**Task goal:** Only the lines from the one containing "Output a JSON" to the end of the entries should be written out, each exactly as it stands, both ends included.

**Raw records:**
◇ ◇ ◇ ◇ ◇

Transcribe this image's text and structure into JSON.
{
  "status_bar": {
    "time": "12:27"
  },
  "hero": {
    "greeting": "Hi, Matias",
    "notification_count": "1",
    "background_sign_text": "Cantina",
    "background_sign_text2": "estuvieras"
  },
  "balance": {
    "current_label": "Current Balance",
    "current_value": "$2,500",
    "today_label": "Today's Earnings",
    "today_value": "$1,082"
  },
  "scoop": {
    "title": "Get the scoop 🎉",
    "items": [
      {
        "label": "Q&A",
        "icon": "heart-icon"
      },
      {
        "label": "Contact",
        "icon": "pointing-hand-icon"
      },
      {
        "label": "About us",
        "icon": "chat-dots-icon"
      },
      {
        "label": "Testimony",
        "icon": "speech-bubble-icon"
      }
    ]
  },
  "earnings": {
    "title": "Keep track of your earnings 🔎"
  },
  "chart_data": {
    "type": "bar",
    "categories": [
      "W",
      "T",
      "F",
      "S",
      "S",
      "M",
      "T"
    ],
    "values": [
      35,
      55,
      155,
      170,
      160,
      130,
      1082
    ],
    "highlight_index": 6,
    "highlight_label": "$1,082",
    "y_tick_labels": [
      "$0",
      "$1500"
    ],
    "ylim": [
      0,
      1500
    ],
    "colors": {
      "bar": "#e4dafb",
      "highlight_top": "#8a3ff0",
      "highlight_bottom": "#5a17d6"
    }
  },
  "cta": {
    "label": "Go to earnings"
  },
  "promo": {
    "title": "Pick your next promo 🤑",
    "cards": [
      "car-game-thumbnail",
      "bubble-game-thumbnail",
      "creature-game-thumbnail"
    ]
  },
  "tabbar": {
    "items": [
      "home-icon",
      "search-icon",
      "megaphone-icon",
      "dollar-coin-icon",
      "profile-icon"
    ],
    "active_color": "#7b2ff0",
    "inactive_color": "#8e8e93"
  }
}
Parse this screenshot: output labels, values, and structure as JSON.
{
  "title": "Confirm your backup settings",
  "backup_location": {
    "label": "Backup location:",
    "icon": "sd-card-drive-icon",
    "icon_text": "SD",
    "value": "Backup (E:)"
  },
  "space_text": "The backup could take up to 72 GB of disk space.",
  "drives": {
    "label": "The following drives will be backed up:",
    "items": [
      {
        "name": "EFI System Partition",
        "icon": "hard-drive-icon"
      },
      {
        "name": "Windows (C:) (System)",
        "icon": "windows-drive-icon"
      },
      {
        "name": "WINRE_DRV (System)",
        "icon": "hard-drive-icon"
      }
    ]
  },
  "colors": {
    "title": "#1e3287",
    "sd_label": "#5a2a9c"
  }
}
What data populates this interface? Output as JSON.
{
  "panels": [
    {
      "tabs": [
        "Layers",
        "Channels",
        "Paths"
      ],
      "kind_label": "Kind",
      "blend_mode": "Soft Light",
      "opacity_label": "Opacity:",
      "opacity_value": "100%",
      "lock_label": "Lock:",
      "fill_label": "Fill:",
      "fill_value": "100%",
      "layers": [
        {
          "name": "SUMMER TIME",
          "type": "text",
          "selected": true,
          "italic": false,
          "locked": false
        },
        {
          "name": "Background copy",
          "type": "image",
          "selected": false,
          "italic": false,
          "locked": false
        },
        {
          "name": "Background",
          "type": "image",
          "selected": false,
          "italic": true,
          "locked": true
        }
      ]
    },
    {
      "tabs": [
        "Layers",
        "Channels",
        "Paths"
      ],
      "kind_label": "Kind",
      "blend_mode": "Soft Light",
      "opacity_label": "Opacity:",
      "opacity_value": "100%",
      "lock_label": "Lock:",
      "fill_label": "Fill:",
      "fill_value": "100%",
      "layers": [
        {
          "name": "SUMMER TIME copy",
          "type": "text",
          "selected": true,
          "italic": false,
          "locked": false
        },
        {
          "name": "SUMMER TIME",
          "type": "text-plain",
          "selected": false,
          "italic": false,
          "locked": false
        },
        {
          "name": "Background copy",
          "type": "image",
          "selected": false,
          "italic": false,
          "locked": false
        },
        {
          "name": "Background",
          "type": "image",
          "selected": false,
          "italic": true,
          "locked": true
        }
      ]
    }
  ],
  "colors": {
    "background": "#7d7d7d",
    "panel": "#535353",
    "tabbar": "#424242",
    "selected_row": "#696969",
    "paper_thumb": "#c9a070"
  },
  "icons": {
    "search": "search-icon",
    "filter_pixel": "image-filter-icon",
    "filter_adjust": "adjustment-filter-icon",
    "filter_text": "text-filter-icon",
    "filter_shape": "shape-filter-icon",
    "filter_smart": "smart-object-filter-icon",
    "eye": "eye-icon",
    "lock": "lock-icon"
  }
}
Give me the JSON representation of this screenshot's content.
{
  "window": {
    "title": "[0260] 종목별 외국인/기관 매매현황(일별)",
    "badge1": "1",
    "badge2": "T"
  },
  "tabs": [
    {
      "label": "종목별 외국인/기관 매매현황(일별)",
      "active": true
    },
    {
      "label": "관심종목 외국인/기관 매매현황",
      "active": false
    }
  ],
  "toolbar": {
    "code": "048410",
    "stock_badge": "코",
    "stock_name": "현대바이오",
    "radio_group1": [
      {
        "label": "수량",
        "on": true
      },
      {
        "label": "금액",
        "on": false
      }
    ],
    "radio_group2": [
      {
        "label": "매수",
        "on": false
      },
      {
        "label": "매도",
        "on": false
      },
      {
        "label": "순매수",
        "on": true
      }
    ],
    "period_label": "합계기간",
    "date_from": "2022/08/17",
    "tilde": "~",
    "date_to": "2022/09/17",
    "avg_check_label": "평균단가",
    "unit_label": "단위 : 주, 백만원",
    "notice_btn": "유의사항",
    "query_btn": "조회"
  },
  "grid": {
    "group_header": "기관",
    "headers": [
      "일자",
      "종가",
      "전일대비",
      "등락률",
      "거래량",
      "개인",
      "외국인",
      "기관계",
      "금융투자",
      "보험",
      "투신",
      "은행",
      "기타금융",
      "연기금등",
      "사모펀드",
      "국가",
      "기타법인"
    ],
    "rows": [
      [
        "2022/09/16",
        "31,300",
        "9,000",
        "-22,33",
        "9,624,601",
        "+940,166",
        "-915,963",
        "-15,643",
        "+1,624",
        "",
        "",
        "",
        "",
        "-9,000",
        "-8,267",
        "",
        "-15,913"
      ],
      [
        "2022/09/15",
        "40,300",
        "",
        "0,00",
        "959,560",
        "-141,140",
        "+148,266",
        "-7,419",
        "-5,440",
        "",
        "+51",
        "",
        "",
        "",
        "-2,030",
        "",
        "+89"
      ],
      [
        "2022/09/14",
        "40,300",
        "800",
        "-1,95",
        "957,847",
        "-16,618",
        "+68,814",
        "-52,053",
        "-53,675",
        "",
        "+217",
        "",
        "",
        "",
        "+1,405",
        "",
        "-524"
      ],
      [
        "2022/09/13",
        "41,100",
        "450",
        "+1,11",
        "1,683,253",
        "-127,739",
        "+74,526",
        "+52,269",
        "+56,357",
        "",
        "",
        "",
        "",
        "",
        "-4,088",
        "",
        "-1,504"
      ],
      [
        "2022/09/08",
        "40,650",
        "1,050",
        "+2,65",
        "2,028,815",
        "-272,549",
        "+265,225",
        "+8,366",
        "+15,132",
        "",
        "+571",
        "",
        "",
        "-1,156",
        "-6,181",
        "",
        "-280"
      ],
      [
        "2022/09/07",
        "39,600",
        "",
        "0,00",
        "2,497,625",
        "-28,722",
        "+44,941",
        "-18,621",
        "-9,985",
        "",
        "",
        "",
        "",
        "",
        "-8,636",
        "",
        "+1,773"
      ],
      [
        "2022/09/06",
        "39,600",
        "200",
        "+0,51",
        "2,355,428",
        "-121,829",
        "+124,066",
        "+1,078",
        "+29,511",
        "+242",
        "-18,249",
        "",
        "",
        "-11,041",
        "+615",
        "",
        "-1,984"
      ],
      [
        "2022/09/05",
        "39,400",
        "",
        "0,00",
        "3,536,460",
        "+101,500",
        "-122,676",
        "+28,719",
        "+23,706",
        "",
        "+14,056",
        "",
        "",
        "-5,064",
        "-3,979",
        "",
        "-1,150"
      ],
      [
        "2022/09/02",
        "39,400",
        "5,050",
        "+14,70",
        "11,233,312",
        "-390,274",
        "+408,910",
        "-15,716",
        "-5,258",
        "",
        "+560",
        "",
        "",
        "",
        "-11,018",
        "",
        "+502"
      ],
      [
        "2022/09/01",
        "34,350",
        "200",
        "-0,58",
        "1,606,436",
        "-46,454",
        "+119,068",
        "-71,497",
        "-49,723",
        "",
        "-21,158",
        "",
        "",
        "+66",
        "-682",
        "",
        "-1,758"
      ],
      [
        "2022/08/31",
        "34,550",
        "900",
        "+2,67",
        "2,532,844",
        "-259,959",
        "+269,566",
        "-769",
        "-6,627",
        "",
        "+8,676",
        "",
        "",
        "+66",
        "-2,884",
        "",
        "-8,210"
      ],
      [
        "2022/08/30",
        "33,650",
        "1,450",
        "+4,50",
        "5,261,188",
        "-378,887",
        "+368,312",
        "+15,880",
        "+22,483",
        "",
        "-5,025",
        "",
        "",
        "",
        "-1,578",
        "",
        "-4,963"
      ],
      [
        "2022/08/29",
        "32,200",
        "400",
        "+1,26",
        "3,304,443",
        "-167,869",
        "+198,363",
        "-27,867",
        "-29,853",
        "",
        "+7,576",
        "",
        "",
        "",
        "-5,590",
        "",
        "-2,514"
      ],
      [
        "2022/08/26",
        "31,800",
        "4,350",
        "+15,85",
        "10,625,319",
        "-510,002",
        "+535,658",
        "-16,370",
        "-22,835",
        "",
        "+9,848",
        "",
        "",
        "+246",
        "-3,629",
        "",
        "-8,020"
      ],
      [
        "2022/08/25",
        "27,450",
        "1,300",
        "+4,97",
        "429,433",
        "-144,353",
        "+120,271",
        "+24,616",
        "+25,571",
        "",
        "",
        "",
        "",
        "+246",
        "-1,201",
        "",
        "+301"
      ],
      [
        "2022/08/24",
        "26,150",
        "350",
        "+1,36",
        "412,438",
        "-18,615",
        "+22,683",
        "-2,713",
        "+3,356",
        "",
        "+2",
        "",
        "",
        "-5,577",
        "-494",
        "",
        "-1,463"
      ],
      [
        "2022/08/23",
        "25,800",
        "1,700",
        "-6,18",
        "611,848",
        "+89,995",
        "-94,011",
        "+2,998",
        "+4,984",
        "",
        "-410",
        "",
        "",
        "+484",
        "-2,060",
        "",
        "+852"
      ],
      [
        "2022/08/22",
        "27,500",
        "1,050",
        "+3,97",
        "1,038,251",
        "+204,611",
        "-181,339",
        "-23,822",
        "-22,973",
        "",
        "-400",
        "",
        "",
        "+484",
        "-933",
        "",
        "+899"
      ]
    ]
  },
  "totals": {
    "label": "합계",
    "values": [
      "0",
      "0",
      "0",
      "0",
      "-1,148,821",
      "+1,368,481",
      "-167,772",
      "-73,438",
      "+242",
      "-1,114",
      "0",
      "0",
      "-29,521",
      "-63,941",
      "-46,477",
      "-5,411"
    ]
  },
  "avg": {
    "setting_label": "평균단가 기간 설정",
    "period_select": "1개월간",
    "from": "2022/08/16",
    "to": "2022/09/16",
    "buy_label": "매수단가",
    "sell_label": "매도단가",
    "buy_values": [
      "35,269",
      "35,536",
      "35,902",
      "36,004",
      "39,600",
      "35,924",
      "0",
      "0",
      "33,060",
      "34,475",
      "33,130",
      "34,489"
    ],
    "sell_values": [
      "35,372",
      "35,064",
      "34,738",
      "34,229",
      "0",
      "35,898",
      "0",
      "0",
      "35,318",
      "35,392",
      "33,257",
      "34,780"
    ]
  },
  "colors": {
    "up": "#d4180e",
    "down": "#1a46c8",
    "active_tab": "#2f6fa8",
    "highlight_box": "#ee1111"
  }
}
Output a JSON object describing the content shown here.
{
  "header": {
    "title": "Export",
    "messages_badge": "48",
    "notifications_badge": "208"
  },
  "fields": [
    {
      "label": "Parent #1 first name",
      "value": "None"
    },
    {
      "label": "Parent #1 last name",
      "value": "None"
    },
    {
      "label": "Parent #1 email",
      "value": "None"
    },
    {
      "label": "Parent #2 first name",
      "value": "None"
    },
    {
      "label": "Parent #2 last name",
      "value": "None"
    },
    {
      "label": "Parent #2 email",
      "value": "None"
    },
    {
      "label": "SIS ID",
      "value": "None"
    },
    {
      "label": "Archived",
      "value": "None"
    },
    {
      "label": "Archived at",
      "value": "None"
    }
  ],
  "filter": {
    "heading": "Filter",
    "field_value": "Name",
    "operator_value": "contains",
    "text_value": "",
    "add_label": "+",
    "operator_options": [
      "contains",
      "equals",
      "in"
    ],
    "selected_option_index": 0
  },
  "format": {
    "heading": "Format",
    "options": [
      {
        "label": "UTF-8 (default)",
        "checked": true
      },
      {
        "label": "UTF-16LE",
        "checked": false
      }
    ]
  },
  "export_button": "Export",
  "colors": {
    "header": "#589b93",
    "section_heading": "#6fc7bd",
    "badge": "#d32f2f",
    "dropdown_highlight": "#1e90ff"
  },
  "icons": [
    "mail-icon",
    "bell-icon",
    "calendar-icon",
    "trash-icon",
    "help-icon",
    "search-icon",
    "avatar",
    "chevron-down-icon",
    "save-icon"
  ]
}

◇ ◇ ◇ ◇ ◇

**Correct answer:**
Output a JSON object describing the content shown here.
{
  "header": {
    "title": "Export",
    "messages_badge": "48",
    "notifications_badge": "208"
  },
  "fields": [
    {
      "label": "Parent #1 first name",
      "value": "None"
    },
    {
      "label": "Parent #1 last name",
      "value": "None"
    },
    {
      "label": "Parent #1 email",
      "value": "None"
    },
    {
      "label": "Parent #2 first name",
      "value": "None"
    },
    {
      "label": "Parent #2 last name",
      "value": "None"
    },
    {
      "label": "Parent #2 email",
      "value": "None"
    },
    {
      "label": "SIS ID",
      "value": "None"
    },
    {
      "label": "Archived",
      "value": "None"
    },
    {
      "label": "Archived at",
      "value": "None"
    }
  ],
  "filter": {
    "heading": "Filter",
    "field_value": "Name",
    "operator_value": "contains",
    "text_value": "",
    "add_label": "+",
    "operator_options": [
      "contains",
      "equals",
      "in"
    ],
    "selected_option_index": 0
  },
  "format": {
    "heading": "Format",
    "options": [
      {
        "label": "UTF-8 (default)",
        "checked": true
      },
      {
        "label": "UTF-16LE",
        "checked": false
      }
    ]
  },
  "export_button": "Export",
  "colors": {
    "header": "#589b93",
    "section_heading": "#6fc7bd",
    "badge": "#d32f2f",
    "dropdown_highlight": "#1e90ff"
  },
  "icons": [
    "mail-icon",
    "bell-icon",
    "calendar-icon",
    "trash-icon",
    "help-icon",
    "search-icon",
    "avatar",
    "chevron-down-icon",
    "save-icon"
  ]
}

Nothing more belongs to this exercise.